Consigna 1 -
Extrae del texto sobre Joquicingo el fragmento que va de "Miguel J. Crespo" a "sospecha de coronavirus.", ambos incluidos.
Consigna 2 -
De acuerdo con el texto sobre Joquicingo, ¿con qué propósito explotaban los cohetes en el cielo la noche del 11 de diciembre de 2020? Contesta en una a tres oraciones.
Consigna 3 -
Según el texto sobre Joquicingo, ¿qué causas de muerte de José Luis Martínez figuran en su acta de defunción?

Texto proporcionado -
-=-=-=-=-
Miguel J. Crespo
La noche del 11 de diciembre de 2020 mientras los cohetes
explotaban en el cielo de Joquicingo, en el Estado de México, para festejar a
la Virgen de Guadalupe, más de cien espectadores, la mayoría bebiendo alcohol
con el cubrebocas por debajo de la nariz o guardado en el bolsillo, se
apretujaban contra los muros de una cancha de concreto donde se disputaba la
final de futbol del torneo local. Cuatro horas antes, en el panteón del pueblo,
cinco hombres cargaban un ataúd envuelto en plástico hacia la fosa que ellos
mismos habían cavado para su primo. José Luis Martínez murió, según su acta de
defunción, por insuficiencia respiratoria aguda, neumonía, diabetes mellitus
tipo II y sospecha de coronavirus.
-=-=-=-=-
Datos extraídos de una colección
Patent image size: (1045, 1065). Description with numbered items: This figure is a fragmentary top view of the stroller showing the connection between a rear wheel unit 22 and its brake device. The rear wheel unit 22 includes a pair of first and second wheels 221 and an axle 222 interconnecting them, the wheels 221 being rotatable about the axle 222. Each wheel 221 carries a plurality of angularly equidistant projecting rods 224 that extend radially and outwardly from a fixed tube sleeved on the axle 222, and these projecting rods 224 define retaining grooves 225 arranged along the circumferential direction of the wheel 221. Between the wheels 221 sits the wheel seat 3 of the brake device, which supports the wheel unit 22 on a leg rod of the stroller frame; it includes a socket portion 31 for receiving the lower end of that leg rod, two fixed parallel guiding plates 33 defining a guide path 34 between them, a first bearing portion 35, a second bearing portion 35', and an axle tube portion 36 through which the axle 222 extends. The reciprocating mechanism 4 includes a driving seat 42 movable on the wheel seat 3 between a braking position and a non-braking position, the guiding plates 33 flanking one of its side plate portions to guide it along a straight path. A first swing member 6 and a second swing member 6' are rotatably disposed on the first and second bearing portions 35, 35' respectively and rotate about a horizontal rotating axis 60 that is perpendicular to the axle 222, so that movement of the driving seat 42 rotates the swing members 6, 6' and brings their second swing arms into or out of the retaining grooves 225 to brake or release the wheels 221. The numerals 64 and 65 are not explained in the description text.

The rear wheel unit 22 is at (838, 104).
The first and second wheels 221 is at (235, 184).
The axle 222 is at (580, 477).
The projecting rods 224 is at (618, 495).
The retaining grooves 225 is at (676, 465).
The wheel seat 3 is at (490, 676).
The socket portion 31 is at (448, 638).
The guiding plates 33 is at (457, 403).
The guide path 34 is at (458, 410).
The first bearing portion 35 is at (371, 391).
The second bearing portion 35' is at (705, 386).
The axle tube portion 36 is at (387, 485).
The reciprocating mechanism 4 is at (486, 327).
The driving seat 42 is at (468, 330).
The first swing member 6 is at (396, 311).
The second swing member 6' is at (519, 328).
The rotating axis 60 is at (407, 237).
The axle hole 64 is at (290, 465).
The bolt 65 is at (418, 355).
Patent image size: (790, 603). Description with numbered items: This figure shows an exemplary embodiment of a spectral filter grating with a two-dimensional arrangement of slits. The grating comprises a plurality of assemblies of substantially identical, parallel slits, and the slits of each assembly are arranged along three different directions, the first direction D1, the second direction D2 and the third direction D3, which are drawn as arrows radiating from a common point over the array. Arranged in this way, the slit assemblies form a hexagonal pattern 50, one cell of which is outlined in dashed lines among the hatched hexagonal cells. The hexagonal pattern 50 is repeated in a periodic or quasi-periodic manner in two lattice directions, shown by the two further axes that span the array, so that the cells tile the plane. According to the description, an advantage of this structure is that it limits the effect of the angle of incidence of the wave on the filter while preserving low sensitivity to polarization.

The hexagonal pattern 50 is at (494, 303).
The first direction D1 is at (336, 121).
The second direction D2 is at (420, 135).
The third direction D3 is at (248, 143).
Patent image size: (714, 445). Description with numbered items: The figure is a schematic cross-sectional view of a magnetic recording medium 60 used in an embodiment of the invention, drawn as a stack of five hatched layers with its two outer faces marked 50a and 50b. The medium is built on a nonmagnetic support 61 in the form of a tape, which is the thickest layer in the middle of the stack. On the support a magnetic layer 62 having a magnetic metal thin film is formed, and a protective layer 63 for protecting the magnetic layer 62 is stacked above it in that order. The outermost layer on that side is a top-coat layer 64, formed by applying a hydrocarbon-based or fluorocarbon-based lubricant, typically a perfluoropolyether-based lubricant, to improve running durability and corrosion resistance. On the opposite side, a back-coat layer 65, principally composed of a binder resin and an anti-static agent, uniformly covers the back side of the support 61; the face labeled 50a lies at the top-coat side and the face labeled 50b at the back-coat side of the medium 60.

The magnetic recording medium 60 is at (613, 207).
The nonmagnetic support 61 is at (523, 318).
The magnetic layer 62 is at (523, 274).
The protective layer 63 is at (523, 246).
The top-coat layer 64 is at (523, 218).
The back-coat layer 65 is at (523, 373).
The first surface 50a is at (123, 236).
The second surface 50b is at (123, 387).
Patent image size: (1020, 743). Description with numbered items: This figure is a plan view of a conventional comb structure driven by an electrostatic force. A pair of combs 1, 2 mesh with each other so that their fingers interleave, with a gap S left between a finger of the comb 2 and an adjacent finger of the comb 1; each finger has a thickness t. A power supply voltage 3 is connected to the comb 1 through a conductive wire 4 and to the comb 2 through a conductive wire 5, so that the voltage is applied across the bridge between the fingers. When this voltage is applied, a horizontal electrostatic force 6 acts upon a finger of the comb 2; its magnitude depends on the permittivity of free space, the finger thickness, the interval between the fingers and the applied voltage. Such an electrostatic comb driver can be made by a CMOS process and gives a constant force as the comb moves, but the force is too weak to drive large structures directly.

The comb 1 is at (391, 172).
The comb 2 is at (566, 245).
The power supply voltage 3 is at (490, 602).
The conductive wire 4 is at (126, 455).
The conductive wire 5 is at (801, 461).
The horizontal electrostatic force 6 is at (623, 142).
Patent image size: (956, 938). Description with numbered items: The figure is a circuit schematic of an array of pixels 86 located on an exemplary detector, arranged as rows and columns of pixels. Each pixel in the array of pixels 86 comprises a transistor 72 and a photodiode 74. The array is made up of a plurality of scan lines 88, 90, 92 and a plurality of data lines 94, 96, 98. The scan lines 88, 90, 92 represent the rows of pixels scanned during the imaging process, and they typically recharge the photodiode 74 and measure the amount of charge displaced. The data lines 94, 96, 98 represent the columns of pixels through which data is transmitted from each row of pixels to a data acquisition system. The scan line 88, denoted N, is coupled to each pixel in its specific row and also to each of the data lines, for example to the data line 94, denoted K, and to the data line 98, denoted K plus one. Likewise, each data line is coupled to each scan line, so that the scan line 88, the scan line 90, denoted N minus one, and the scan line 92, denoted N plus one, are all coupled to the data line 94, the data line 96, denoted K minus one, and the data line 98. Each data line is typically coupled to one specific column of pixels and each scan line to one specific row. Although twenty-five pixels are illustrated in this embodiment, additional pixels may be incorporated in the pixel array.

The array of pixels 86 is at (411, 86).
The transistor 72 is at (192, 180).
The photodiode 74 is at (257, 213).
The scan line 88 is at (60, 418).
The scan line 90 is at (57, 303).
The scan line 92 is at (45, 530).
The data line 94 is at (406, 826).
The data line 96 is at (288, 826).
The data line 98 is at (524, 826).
-=-=-=-=-
Resultado del ejercicio 1 -
Miguel J. Crespo
La noche del 11 de diciembre de 2020 mientras los cohetes
explotaban en el cielo de Joquicingo, en el Estado de México, para festejar a
la Virgen de Guadalupe, más de cien espectadores, la mayoría bebiendo alcohol
con el cubrebocas por debajo de la nariz o guardado en el bolsillo, se
apretujaban contra los muros de una cancha de concreto donde se disputaba la
final de futbol del torneo local. Cuatro horas antes, en el panteón del pueblo,
cinco hombres cargaban un ataúd envuelto en plástico hacia la fosa que ellos
mismos habían cavado para su primo. José Luis Martínez murió, según su acta de
defunción, por insuficiencia respiratoria aguda, neumonía, diabetes mellitus
tipo II y sospecha de coronavirus.

Resultado del ejercicio 2 -
Los cohetes explotaban en el cielo de Joquicingo para festejar a la Virgen de Guadalupe.

Resultado del ejercicio 3 -
Insuficiencia respiratoria aguda, neumonía, diabetes mellitus tipo II y sospecha de coronavirus.